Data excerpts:
┌──

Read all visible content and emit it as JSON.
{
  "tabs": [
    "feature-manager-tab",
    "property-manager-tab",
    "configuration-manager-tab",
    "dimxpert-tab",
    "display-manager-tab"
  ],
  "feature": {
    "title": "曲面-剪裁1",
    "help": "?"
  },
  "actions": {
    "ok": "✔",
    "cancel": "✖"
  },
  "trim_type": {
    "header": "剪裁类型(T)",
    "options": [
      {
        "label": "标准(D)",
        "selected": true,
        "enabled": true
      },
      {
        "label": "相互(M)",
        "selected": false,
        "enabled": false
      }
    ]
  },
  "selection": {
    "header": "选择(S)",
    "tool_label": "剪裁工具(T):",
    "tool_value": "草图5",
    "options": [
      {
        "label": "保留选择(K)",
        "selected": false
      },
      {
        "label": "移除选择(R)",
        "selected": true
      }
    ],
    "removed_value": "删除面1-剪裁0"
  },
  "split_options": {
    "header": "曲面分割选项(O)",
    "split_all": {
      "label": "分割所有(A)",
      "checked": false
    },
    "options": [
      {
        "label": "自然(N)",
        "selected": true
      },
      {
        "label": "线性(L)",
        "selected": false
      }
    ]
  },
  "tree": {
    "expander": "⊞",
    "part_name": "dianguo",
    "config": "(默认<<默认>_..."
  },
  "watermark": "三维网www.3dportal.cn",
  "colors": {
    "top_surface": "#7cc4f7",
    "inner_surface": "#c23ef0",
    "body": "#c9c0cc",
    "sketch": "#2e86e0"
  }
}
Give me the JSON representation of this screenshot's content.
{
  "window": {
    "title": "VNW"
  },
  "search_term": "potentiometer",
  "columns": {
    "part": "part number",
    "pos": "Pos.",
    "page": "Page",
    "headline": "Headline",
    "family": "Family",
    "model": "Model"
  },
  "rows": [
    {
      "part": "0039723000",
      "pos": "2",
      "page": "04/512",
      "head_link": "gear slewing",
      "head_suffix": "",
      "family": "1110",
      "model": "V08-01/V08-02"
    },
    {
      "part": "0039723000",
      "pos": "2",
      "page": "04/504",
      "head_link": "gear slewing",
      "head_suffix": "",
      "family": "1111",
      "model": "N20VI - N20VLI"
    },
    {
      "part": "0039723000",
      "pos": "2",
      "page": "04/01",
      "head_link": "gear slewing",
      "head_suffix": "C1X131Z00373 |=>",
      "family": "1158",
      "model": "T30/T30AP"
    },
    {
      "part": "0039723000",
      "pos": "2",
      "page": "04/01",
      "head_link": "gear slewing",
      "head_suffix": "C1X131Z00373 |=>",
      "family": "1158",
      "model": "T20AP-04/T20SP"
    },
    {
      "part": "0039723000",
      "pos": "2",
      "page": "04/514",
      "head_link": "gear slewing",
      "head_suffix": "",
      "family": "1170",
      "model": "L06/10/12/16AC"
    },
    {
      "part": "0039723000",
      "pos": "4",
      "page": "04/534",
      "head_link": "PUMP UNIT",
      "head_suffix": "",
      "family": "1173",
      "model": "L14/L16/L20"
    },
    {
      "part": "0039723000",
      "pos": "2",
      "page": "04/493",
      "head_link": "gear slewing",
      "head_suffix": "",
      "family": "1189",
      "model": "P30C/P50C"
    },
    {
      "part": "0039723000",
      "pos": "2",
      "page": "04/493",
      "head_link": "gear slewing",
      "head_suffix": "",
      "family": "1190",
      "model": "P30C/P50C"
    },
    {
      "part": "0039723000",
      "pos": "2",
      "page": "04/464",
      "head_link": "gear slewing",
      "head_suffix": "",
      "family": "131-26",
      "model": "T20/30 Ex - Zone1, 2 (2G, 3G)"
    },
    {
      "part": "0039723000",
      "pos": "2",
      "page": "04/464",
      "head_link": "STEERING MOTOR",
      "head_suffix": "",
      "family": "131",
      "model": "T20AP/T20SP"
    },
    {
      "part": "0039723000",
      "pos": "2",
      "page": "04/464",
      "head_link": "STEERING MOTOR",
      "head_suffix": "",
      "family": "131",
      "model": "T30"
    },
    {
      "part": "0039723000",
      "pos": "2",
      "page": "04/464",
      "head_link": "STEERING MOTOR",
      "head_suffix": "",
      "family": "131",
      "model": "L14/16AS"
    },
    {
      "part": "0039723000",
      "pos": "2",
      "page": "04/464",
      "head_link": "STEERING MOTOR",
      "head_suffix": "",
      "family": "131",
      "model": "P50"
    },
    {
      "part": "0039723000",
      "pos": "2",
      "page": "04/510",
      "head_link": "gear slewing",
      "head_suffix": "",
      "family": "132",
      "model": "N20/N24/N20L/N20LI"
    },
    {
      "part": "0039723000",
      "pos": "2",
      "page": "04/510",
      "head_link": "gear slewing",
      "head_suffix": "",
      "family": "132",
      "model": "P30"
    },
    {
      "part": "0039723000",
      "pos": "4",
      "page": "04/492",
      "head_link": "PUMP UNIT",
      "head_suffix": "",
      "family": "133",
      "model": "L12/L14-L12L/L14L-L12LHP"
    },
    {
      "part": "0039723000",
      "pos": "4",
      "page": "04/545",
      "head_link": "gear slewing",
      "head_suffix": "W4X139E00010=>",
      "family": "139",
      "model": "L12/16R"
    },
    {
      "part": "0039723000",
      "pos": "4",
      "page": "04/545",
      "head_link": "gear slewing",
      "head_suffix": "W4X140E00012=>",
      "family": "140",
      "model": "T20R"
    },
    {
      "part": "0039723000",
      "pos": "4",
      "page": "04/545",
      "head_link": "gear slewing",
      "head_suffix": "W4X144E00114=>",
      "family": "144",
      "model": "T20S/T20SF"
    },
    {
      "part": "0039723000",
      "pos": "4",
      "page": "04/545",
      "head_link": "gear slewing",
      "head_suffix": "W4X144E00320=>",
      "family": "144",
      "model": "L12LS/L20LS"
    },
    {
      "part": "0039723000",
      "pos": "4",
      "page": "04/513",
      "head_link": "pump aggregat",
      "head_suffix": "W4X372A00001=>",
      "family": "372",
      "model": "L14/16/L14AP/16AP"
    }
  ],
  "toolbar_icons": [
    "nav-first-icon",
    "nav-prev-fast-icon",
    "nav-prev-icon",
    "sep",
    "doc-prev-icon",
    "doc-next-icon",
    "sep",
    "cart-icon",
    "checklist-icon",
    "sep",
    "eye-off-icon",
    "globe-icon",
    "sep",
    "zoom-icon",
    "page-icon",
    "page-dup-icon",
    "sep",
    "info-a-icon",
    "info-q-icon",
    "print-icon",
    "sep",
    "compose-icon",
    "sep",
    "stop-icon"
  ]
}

└──

**Requirement:** Would you reproduce the material above in full, exactly as given?

**Solved problem:**
Read all visible content and emit it as JSON.
{
  "tabs": [
    "feature-manager-tab",
    "property-manager-tab",
    "configuration-manager-tab",
    "dimxpert-tab",
    "display-manager-tab"
  ],
  "feature": {
    "title": "曲面-剪裁1",
    "help": "?"
  },
  "actions": {
    "ok": "✔",
    "cancel": "✖"
  },
  "trim_type": {
    "header": "剪裁类型(T)",
    "options": [
      {
        "label": "标准(D)",
        "selected": true,
        "enabled": true
      },
      {
        "label": "相互(M)",
        "selected": false,
        "enabled": false
      }
    ]
  },
  "selection": {
    "header": "选择(S)",
    "tool_label": "剪裁工具(T):",
    "tool_value": "草图5",
    "options": [
      {
        "label": "保留选择(K)",
        "selected": false
      },
      {
        "label": "移除选择(R)",
        "selected": true
      }
    ],
    "removed_value": "删除面1-剪裁0"
  },
  "split_options": {
    "header": "曲面分割选项(O)",
    "split_all": {
      "label": "分割所有(A)",
      "checked": false
    },
    "options": [
      {
        "label": "自然(N)",
        "selected": true
      },
      {
        "label": "线性(L)",
        "selected": false
      }
    ]
  },
  "tree": {
    "expander": "⊞",
    "part_name": "dianguo",
    "config": "(默认<<默认>_..."
  },
  "watermark": "三维网www.3dportal.cn",
  "colors": {
    "top_surface": "#7cc4f7",
    "inner_surface": "#c23ef0",
    "body": "#c9c0cc",
    "sketch": "#2e86e0"
  }
}
Give me the JSON representation of this screenshot's content.
{
  "window": {
    "title": "VNW"
  },
  "search_term": "potentiometer",
  "columns": {
    "part": "part number",
    "pos": "Pos.",
    "page": "Page",
    "headline": "Headline",
    "family": "Family",
    "model": "Model"
  },
  "rows": [
    {
      "part": "0039723000",
      "pos": "2",
      "page": "04/512",
      "head_link": "gear slewing",
      "head_suffix": "",
      "family": "1110",
      "model": "V08-01/V08-02"
    },
    {
      "part": "0039723000",
      "pos": "2",
      "page": "04/504",
      "head_link": "gear slewing",
      "head_suffix": "",
      "family": "1111",
      "model": "N20VI - N20VLI"
    },
    {
      "part": "0039723000",
      "pos": "2",
      "page": "04/01",
      "head_link": "gear slewing",
      "head_suffix": "C1X131Z00373 |=>",
      "family": "1158",
      "model": "T30/T30AP"
    },
    {
      "part": "0039723000",
      "pos": "2",
      "page": "04/01",
      "head_link": "gear slewing",
      "head_suffix": "C1X131Z00373 |=>",
      "family": "1158",
      "model": "T20AP-04/T20SP"
    },
    {
      "part": "0039723000",
      "pos": "2",
      "page": "04/514",
      "head_link": "gear slewing",
      "head_suffix": "",
      "family": "1170",
      "model": "L06/10/12/16AC"
    },
    {
      "part": "0039723000",
      "pos": "4",
      "page": "04/534",
      "head_link": "PUMP UNIT",
      "head_suffix": "",
      "family": "1173",
      "model": "L14/L16/L20"
    },
    {
      "part": "0039723000",
      "pos": "2",
      "page": "04/493",
      "head_link": "gear slewing",
      "head_suffix": "",
      "family": "1189",
      "model": "P30C/P50C"
    },
    {
      "part": "0039723000",
      "pos": "2",
      "page": "04/493",
      "head_link": "gear slewing",
      "head_suffix": "",
      "family": "1190",
      "model": "P30C/P50C"
    },
    {
      "part": "0039723000",
      "pos": "2",
      "page": "04/464",
      "head_link": "gear slewing",
      "head_suffix": "",
      "family": "131-26",
      "model": "T20/30 Ex - Zone1, 2 (2G, 3G)"
    },
    {
      "part": "0039723000",
      "pos": "2",
      "page": "04/464",
      "head_link": "STEERING MOTOR",
      "head_suffix": "",
      "family": "131",
      "model": "T20AP/T20SP"
    },
    {
      "part": "0039723000",
      "pos": "2",
      "page": "04/464",
      "head_link": "STEERING MOTOR",
      "head_suffix": "",
      "family": "131",
      "model": "T30"
    },
    {
      "part": "0039723000",
      "pos": "2",
      "page": "04/464",
      "head_link": "STEERING MOTOR",
      "head_suffix": "",
      "family": "131",
      "model": "L14/16AS"
    },
    {
      "part": "0039723000",
      "pos": "2",
      "page": "04/464",
      "head_link": "STEERING MOTOR",
      "head_suffix": "",
      "family": "131",
      "model": "P50"
    },
    {
      "part": "0039723000",
      "pos": "2",
      "page": "04/510",
      "head_link": "gear slewing",
      "head_suffix": "",
      "family": "132",
      "model": "N20/N24/N20L/N20LI"
    },
    {
      "part": "0039723000",
      "pos": "2",
      "page": "04/510",
      "head_link": "gear slewing",
      "head_suffix": "",
      "family": "132",
      "model": "P30"
    },
    {
      "part": "0039723000",
      "pos": "4",
      "page": "04/492",
      "head_link": "PUMP UNIT",
      "head_suffix": "",
      "family": "133",
      "model": "L12/L14-L12L/L14L-L12LHP"
    },
    {
      "part": "0039723000",
      "pos": "4",
      "page": "04/545",
      "head_link": "gear slewing",
      "head_suffix": "W4X139E00010=>",
      "family": "139",
      "model": "L12/16R"
    },
    {
      "part": "0039723000",
      "pos": "4",
      "page": "04/545",
      "head_link": "gear slewing",
      "head_suffix": "W4X140E00012=>",
      "family": "140",
      "model": "T20R"
    },
    {
      "part": "0039723000",
      "pos": "4",
      "page": "04/545",
      "head_link": "gear slewing",
      "head_suffix": "W4X144E00114=>",
      "family": "144",
      "model": "T20S/T20SF"
    },
    {
      "part": "0039723000",
      "pos": "4",
      "page": "04/545",
      "head_link": "gear slewing",
      "head_suffix": "W4X144E00320=>",
      "family": "144",
      "model": "L12LS/L20LS"
    },
    {
      "part": "0039723000",
      "pos": "4",
      "page": "04/513",
      "head_link": "pump aggregat",
      "head_suffix": "W4X372A00001=>",
      "family": "372",
      "model": "L14/16/L14AP/16AP"
    }
  ],
  "toolbar_icons": [
    "nav-first-icon",
    "nav-prev-fast-icon",
    "nav-prev-icon",
    "sep",
    "doc-prev-icon",
    "doc-next-icon",
    "sep",
    "cart-icon",
    "checklist-icon",
    "sep",
    "eye-off-icon",
    "globe-icon",
    "sep",
    "zoom-icon",
    "page-icon",
    "page-dup-icon",
    "sep",
    "info-a-icon",
    "info-q-icon",
    "print-icon",
    "sep",
    "compose-icon",
    "sep",
    "stop-icon"
  ]
}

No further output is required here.